*GIVEN EXERCISE*:
Pick out each line of the records that includes the string "Government", and copy it.

*PROVIDED INFORMATION*:
++++
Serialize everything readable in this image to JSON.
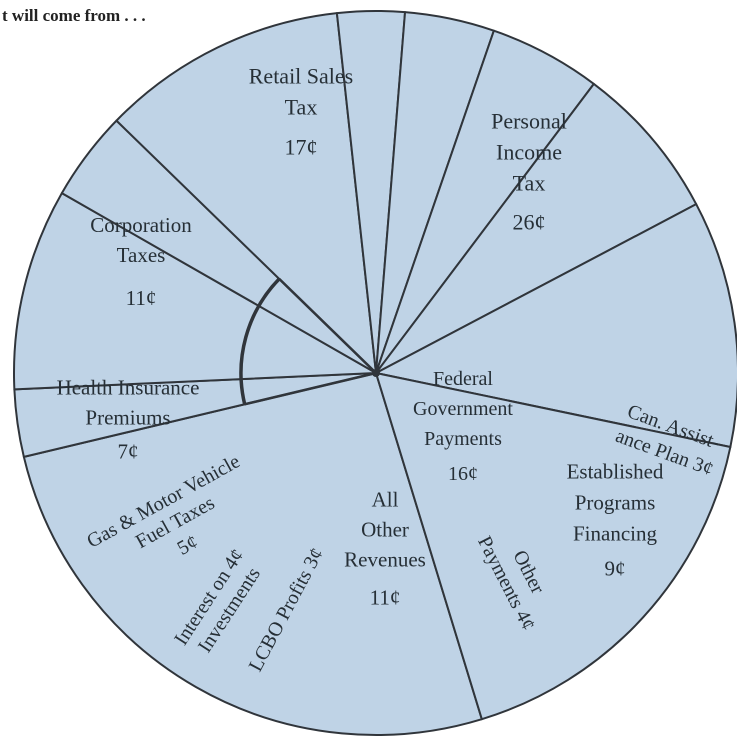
{
  "chart_data": {
    "type": "pie",
    "title": "t will come from . . .",
    "colors": {
      "fill": "#bfd3e6",
      "stroke": "#30353b"
    },
    "slices": [
      {
        "label": "Personal Income Tax",
        "lines": [
          "Personal",
          "Income",
          "Tax"
        ],
        "value_label": "26¢",
        "value": 26
      },
      {
        "label": "Can. Assistance Plan",
        "lines": [
          "Can. Assist-",
          "ance Plan 3¢"
        ],
        "value_label": "",
        "value": 3
      },
      {
        "label": "Established Programs Financing",
        "lines": [
          "Established",
          "Programs",
          "Financing"
        ],
        "value_label": "9¢",
        "value": 9
      },
      {
        "label": "Other Payments",
        "lines": [
          "Other",
          "Payments 4¢"
        ],
        "value_label": "",
        "value": 4
      },
      {
        "label": "All Other Revenues",
        "lines": [
          "All",
          "Other",
          "Revenues"
        ],
        "value_label": "11¢",
        "value": 11
      },
      {
        "label": "LCBO Profits",
        "lines": [
          "LCBO Profits 3¢"
        ],
        "value_label": "",
        "value": 3
      },
      {
        "label": "Interest on Investments",
        "lines": [
          "Interest on 4¢",
          "Investments"
        ],
        "value_label": "",
        "value": 4
      },
      {
        "label": "Gas & Motor Vehicle Fuel Taxes",
        "lines": [
          "Gas & Motor Vehicle",
          "Fuel Taxes"
        ],
        "value_label": "5¢",
        "value": 5
      },
      {
        "label": "Health Insurance Premiums",
        "lines": [
          "Health Insurance",
          "Premiums"
        ],
        "value_label": "7¢",
        "value": 7
      },
      {
        "label": "Corporation Taxes",
        "lines": [
          "Corporation",
          "Taxes"
        ],
        "value_label": "11¢",
        "value": 11
      },
      {
        "label": "Retail Sales Tax",
        "lines": [
          "Retail Sales",
          "Tax"
        ],
        "value_label": "17¢",
        "value": 17
      }
    ],
    "group": {
      "label": "Federal Government Payments",
      "lines": [
        "Federal",
        "Government",
        "Payments"
      ],
      "value_label": "16¢",
      "value": 16,
      "includes": [
        "Can. Assistance Plan",
        "Established Programs Financing",
        "Other Payments"
      ]
    }
  }
}
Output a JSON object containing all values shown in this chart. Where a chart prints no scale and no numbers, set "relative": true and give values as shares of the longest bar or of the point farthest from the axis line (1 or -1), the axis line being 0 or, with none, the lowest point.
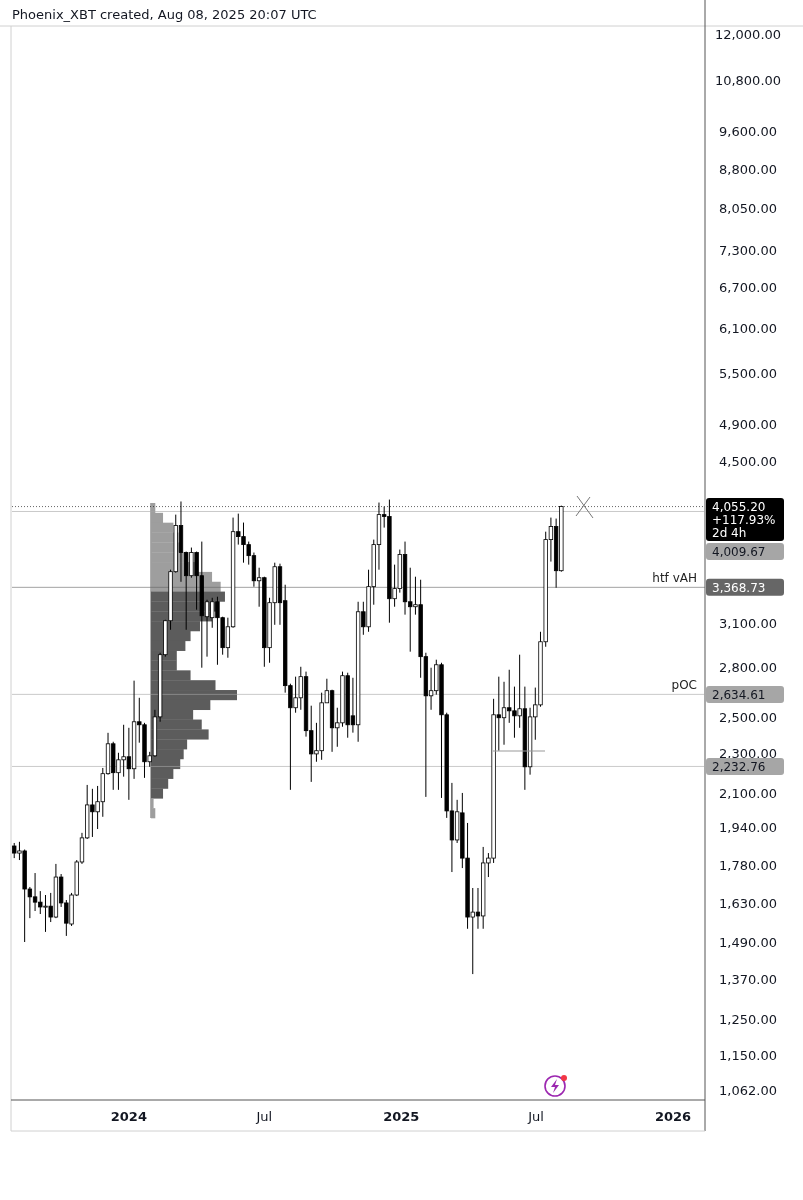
{
  "chart_data": [
    {
      "type": "candlestick",
      "title": "Phoenix_XBT created, Aug 08, 2025 20:07 UTC",
      "color": "#000000",
      "log": true,
      "x": [
        "2023-07-31",
        "2023-08-07",
        "2023-08-14",
        "2023-08-21",
        "2023-08-28",
        "2023-09-04",
        "2023-09-11",
        "2023-09-18",
        "2023-09-25",
        "2023-10-02",
        "2023-10-09",
        "2023-10-16",
        "2023-10-23",
        "2023-10-30",
        "2023-11-06",
        "2023-11-13",
        "2023-11-20",
        "2023-11-27",
        "2023-12-04",
        "2023-12-11",
        "2023-12-18",
        "2023-12-25",
        "2024-01-01",
        "2024-01-08",
        "2024-01-15",
        "2024-01-22",
        "2024-01-29",
        "2024-02-05",
        "2024-02-12",
        "2024-02-19",
        "2024-02-26",
        "2024-03-04",
        "2024-03-11",
        "2024-03-18",
        "2024-03-25",
        "2024-04-01",
        "2024-04-08",
        "2024-04-15",
        "2024-04-22",
        "2024-04-29",
        "2024-05-06",
        "2024-05-13",
        "2024-05-20",
        "2024-05-27",
        "2024-06-03",
        "2024-06-10",
        "2024-06-17",
        "2024-06-24",
        "2024-07-01",
        "2024-07-08",
        "2024-07-15",
        "2024-07-22",
        "2024-07-29",
        "2024-08-05",
        "2024-08-12",
        "2024-08-19",
        "2024-08-26",
        "2024-09-02",
        "2024-09-09",
        "2024-09-16",
        "2024-09-23",
        "2024-09-30",
        "2024-10-07",
        "2024-10-14",
        "2024-10-21",
        "2024-10-28",
        "2024-11-04",
        "2024-11-11",
        "2024-11-18",
        "2024-11-25",
        "2024-12-02",
        "2024-12-09",
        "2024-12-16",
        "2024-12-23",
        "2024-12-30",
        "2025-01-06",
        "2025-01-13",
        "2025-01-20",
        "2025-01-27",
        "2025-02-03",
        "2025-02-10",
        "2025-02-17",
        "2025-02-24",
        "2025-03-03",
        "2025-03-10",
        "2025-03-17",
        "2025-03-24",
        "2025-03-31",
        "2025-04-07",
        "2025-04-14",
        "2025-04-21",
        "2025-04-28",
        "2025-05-05",
        "2025-05-12",
        "2025-05-19",
        "2025-05-26",
        "2025-06-02",
        "2025-06-09",
        "2025-06-16",
        "2025-06-23",
        "2025-06-30",
        "2025-07-07",
        "2025-07-14",
        "2025-07-21",
        "2025-07-28",
        "2025-08-04"
      ],
      "ohlc": [
        [
          1860,
          1873,
          1809,
          1830
        ],
        [
          1830,
          1878,
          1801,
          1839
        ],
        [
          1839,
          1845,
          1492,
          1685
        ],
        [
          1685,
          1693,
          1576,
          1655
        ],
        [
          1655,
          1748,
          1602,
          1635
        ],
        [
          1635,
          1677,
          1591,
          1617
        ],
        [
          1617,
          1662,
          1527,
          1620
        ],
        [
          1620,
          1670,
          1562,
          1580
        ],
        [
          1580,
          1785,
          1576,
          1732
        ],
        [
          1732,
          1744,
          1617,
          1632
        ],
        [
          1632,
          1643,
          1513,
          1558
        ],
        [
          1555,
          1670,
          1548,
          1662
        ],
        [
          1662,
          1801,
          1658,
          1793
        ],
        [
          1793,
          1917,
          1785,
          1895
        ],
        [
          1895,
          2140,
          1890,
          2044
        ],
        [
          2044,
          2121,
          1899,
          2012
        ],
        [
          2012,
          2135,
          1934,
          2059
        ],
        [
          2059,
          2225,
          1989,
          2196
        ],
        [
          2196,
          2412,
          2191,
          2352
        ],
        [
          2352,
          2363,
          2116,
          2201
        ],
        [
          2201,
          2304,
          2116,
          2267
        ],
        [
          2267,
          2457,
          2181,
          2283
        ],
        [
          2283,
          2440,
          2068,
          2221
        ],
        [
          2221,
          2719,
          2170,
          2474
        ],
        [
          2474,
          2614,
          2358,
          2457
        ],
        [
          2457,
          2468,
          2175,
          2257
        ],
        [
          2257,
          2309,
          2231,
          2288
        ],
        [
          2288,
          2543,
          2283,
          2502
        ],
        [
          2502,
          2899,
          2474,
          2886
        ],
        [
          2886,
          3127,
          2873,
          3120
        ],
        [
          3120,
          3508,
          3056,
          3492
        ],
        [
          3492,
          3981,
          3484,
          3882
        ],
        [
          3882,
          4103,
          3412,
          3649
        ],
        [
          3649,
          3657,
          3056,
          3460
        ],
        [
          3460,
          3691,
          3444,
          3649
        ],
        [
          3649,
          3657,
          3200,
          3460
        ],
        [
          3460,
          3742,
          2801,
          3156
        ],
        [
          3149,
          3274,
          2873,
          3259
        ],
        [
          3142,
          3289,
          3070,
          3259
        ],
        [
          3259,
          3297,
          2820,
          3142
        ],
        [
          3142,
          3149,
          2886,
          2933
        ],
        [
          2933,
          3142,
          2866,
          3077
        ],
        [
          3077,
          3954,
          3070,
          3828
        ],
        [
          3828,
          3990,
          3716,
          3785
        ],
        [
          3785,
          3909,
          3565,
          3716
        ],
        [
          3716,
          3742,
          3549,
          3623
        ],
        [
          3623,
          3649,
          3374,
          3420
        ],
        [
          3420,
          3524,
          3222,
          3444
        ],
        [
          3444,
          3452,
          2807,
          2933
        ],
        [
          2933,
          3289,
          2833,
          3252
        ],
        [
          3252,
          3565,
          3091,
          3532
        ],
        [
          3532,
          3557,
          3091,
          3252
        ],
        [
          3267,
          3389,
          2645,
          2688
        ],
        [
          2688,
          2700,
          2116,
          2555
        ],
        [
          2555,
          2744,
          2526,
          2614
        ],
        [
          2614,
          2807,
          2543,
          2744
        ],
        [
          2744,
          2776,
          2391,
          2424
        ],
        [
          2424,
          2567,
          2155,
          2298
        ],
        [
          2298,
          2468,
          2257,
          2315
        ],
        [
          2315,
          2645,
          2267,
          2584
        ],
        [
          2584,
          2731,
          2584,
          2657
        ],
        [
          2657,
          2663,
          2309,
          2440
        ],
        [
          2440,
          2555,
          2336,
          2468
        ],
        [
          2468,
          2776,
          2446,
          2750
        ],
        [
          2750,
          2769,
          2385,
          2457
        ],
        [
          2508,
          2737,
          2413,
          2457
        ],
        [
          2457,
          3259,
          2363,
          3185
        ],
        [
          3185,
          3259,
          3021,
          3077
        ],
        [
          3077,
          3508,
          3042,
          3374
        ],
        [
          3374,
          3759,
          3237,
          3716
        ],
        [
          3716,
          4093,
          3508,
          3981
        ],
        [
          3981,
          4055,
          3864,
          3963
        ],
        [
          3963,
          4121,
          3106,
          3282
        ],
        [
          3282,
          3549,
          3222,
          3359
        ],
        [
          3359,
          3674,
          3328,
          3632
        ],
        [
          3632,
          3742,
          3164,
          3259
        ],
        [
          3259,
          3524,
          2906,
          3222
        ],
        [
          3222,
          3452,
          3164,
          3237
        ],
        [
          3237,
          3428,
          2737,
          2873
        ],
        [
          2873,
          2899,
          2082,
          2626
        ],
        [
          2626,
          2801,
          2543,
          2657
        ],
        [
          2657,
          2853,
          2633,
          2820
        ],
        [
          2820,
          2833,
          2077,
          2514
        ],
        [
          2514,
          2526,
          1984,
          2016
        ],
        [
          2016,
          2150,
          1752,
          1886
        ],
        [
          1886,
          2068,
          1873,
          2012
        ],
        [
          2007,
          2101,
          1768,
          1809
        ],
        [
          1809,
          1961,
          1538,
          1580
        ],
        [
          1580,
          1689,
          1386,
          1598
        ],
        [
          1598,
          1689,
          1538,
          1584
        ],
        [
          1584,
          1856,
          1538,
          1789
        ],
        [
          1789,
          1830,
          1732,
          1809
        ],
        [
          1809,
          2608,
          1789,
          2514
        ],
        [
          2514,
          2744,
          2315,
          2497
        ],
        [
          2497,
          2712,
          2347,
          2555
        ],
        [
          2555,
          2788,
          2468,
          2537
        ],
        [
          2537,
          2682,
          2385,
          2508
        ],
        [
          2508,
          2886,
          2440,
          2549
        ],
        [
          2549,
          2682,
          2116,
          2231
        ],
        [
          2231,
          2555,
          2191,
          2502
        ],
        [
          2502,
          2676,
          2374,
          2572
        ],
        [
          2572,
          3042,
          2561,
          2973
        ],
        [
          2973,
          3828,
          2939,
          3759
        ],
        [
          3759,
          3954,
          3574,
          3873
        ],
        [
          3873,
          3945,
          3366,
          3500
        ],
        [
          3500,
          4064,
          3492,
          4055.2
        ]
      ],
      "xlim": [
        "2023-07-28",
        "2026-02-13"
      ],
      "xticks": [
        {
          "value": "2024-01-01",
          "label": "2024"
        },
        {
          "value": "2024-07-01",
          "label": "Jul"
        },
        {
          "value": "2025-01-01",
          "label": "2025"
        },
        {
          "value": "2025-07-01",
          "label": "Jul"
        },
        {
          "value": "2026-01-01",
          "label": "2026"
        }
      ],
      "ylim": [
        1038,
        12170
      ],
      "yticks": [
        {
          "value": 1062,
          "label": "1,062.00"
        },
        {
          "value": 1150,
          "label": "1,150.00"
        },
        {
          "value": 1250,
          "label": "1,250.00"
        },
        {
          "value": 1370,
          "label": "1,370.00"
        },
        {
          "value": 1490,
          "label": "1,490.00"
        },
        {
          "value": 1630,
          "label": "1,630.00"
        },
        {
          "value": 1780,
          "label": "1,780.00"
        },
        {
          "value": 1940,
          "label": "1,940.00"
        },
        {
          "value": 2100,
          "label": "2,100.00"
        },
        {
          "value": 2300,
          "label": "2,300.00"
        },
        {
          "value": 2500,
          "label": "2,500.00"
        },
        {
          "value": 2800,
          "label": "2,800.00"
        },
        {
          "value": 3100,
          "label": "3,100.00"
        },
        {
          "value": 4500,
          "label": "4,500.00"
        },
        {
          "value": 4900,
          "label": "4,900.00"
        },
        {
          "value": 5500,
          "label": "5,500.00"
        },
        {
          "value": 6100,
          "label": "6,100.00"
        },
        {
          "value": 6700,
          "label": "6,700.00"
        },
        {
          "value": 7300,
          "label": "7,300.00"
        },
        {
          "value": 8050,
          "label": "8,050.00"
        },
        {
          "value": 8800,
          "label": "8,800.00"
        },
        {
          "value": 9600,
          "label": "9,600.00"
        },
        {
          "value": 10800,
          "label": "10,800.00"
        },
        {
          "value": 12000,
          "label": "12,000.00"
        }
      ],
      "ref_lines": [
        {
          "axis": "y",
          "value": 4055.2,
          "label": "4,055.20",
          "color": "#000000",
          "line_style": "dotted"
        },
        {
          "axis": "y",
          "value": 4009.67,
          "label": "4,009.67",
          "color": "#a6a6a6"
        },
        {
          "axis": "y",
          "value": 3368.73,
          "label": "3,368.73",
          "color": "#666666"
        },
        {
          "axis": "y",
          "value": 2634.61,
          "label": "2,634.61",
          "color": "#a6a6a6"
        },
        {
          "axis": "y",
          "value": 2232.76,
          "label": "2,232.76",
          "color": "#a6a6a6"
        }
      ],
      "annotations": [
        "+117.93%",
        "2d 4h",
        {
          "text": "htf vAH",
          "y": 3368.73
        },
        {
          "text": "pOC",
          "y": 2634.61
        }
      ]
    },
    {
      "type": "bar",
      "orientation": "horizontal",
      "relative": true,
      "categories": [
        null,
        null,
        null,
        null,
        null,
        null,
        null,
        null,
        null,
        null,
        null,
        null,
        null,
        null,
        null,
        null,
        null,
        null,
        null,
        null,
        null,
        null,
        null,
        null,
        null,
        null,
        null,
        null,
        null,
        null,
        null,
        null
      ],
      "values": [
        0.05,
        0.14,
        0.26,
        0.32,
        0.36,
        0.42,
        0.51,
        0.71,
        0.81,
        0.86,
        0.77,
        0.71,
        0.57,
        0.46,
        0.4,
        0.3,
        0.3,
        0.46,
        0.75,
        1,
        0.69,
        0.49,
        0.59,
        0.67,
        0.42,
        0.38,
        0.34,
        0.26,
        0.2,
        0.14,
        0.03,
        0.05
      ],
      "colors": [
        "#9e9e9e",
        "#9e9e9e",
        "#9e9e9e",
        "#9e9e9e",
        "#9e9e9e",
        "#9e9e9e",
        "#9e9e9e",
        "#9e9e9e",
        "#9e9e9e",
        "#5c5c5c",
        "#5c5c5c",
        "#5c5c5c",
        "#5c5c5c",
        "#5c5c5c",
        "#5c5c5c",
        "#5c5c5c",
        "#5c5c5c",
        "#5c5c5c",
        "#5c5c5c",
        "#5c5c5c",
        "#5c5c5c",
        "#5c5c5c",
        "#5c5c5c",
        "#5c5c5c",
        "#5c5c5c",
        "#5c5c5c",
        "#5c5c5c",
        "#5c5c5c",
        "#5c5c5c",
        "#5c5c5c",
        "#9e9e9e",
        "#9e9e9e"
      ]
    }
  ]
}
++++
*RESPONSE FOR THIS EXERCISE*:
      "label": "Federal Government Payments",
        "Government",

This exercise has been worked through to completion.